Collected data entries
--- start ---
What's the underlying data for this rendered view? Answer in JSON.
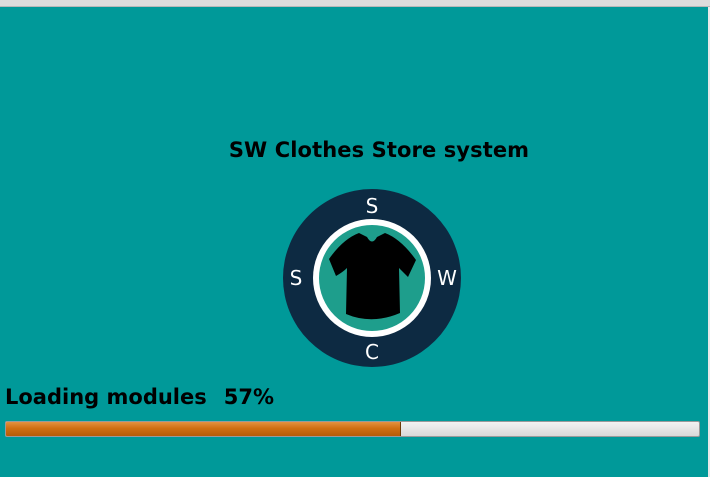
{
  "window": {
    "title": "SW Clothes Store system"
  },
  "logo": {
    "icon": "shirt-icon",
    "letters": {
      "top": "S",
      "left": "S",
      "right": "W",
      "bottom": "C"
    },
    "colors": {
      "outer_ring": "#0d2a42",
      "inner_ring": "#ffffff",
      "inner_disc": "#1e9e8c",
      "shirt": "#000000"
    }
  },
  "loading": {
    "label": "Loading modules",
    "percent_text": "57%",
    "progress": 0.57
  },
  "colors": {
    "background": "#009999",
    "progress_fill": "#cf6f13"
  }
}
--- end ---
__WRITTEN TASK__
Extract every line of the data exactly; pictures stay out.

__RESULT__
What's the underlying data for this rendered view? Answer in JSON.
{
  "window": {
    "title": "SW Clothes Store system"
  },
  "logo": {
    "icon": "shirt-icon",
    "letters": {
      "top": "S",
      "left": "S",
      "right": "W",
      "bottom": "C"
    },
    "colors": {
      "outer_ring": "#0d2a42",
      "inner_ring": "#ffffff",
      "inner_disc": "#1e9e8c",
      "shirt": "#000000"
    }
  },
  "loading": {
    "label": "Loading modules",
    "percent_text": "57%",
    "progress": 0.57
  },
  "colors": {
    "background": "#009999",
    "progress_fill": "#cf6f13"
  }
}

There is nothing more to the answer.